◆ **WHAT TO PRODUCE**: Go through the data below. List every line that holds the word "Гипотеза".

====== PROVIDED DATA ======

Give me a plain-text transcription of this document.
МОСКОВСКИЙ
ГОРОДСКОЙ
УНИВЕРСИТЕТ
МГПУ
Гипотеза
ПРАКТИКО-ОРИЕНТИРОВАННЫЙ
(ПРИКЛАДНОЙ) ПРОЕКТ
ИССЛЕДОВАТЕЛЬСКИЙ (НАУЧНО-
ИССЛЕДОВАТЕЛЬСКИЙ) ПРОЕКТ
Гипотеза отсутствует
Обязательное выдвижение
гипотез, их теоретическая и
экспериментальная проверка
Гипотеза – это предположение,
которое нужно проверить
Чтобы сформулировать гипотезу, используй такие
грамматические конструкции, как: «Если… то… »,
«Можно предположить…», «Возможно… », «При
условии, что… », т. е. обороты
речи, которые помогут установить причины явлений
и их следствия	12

======

◆ **RESULT BELOW**:
Гипотеза
Гипотеза отсутствует
Гипотеза – это предположение,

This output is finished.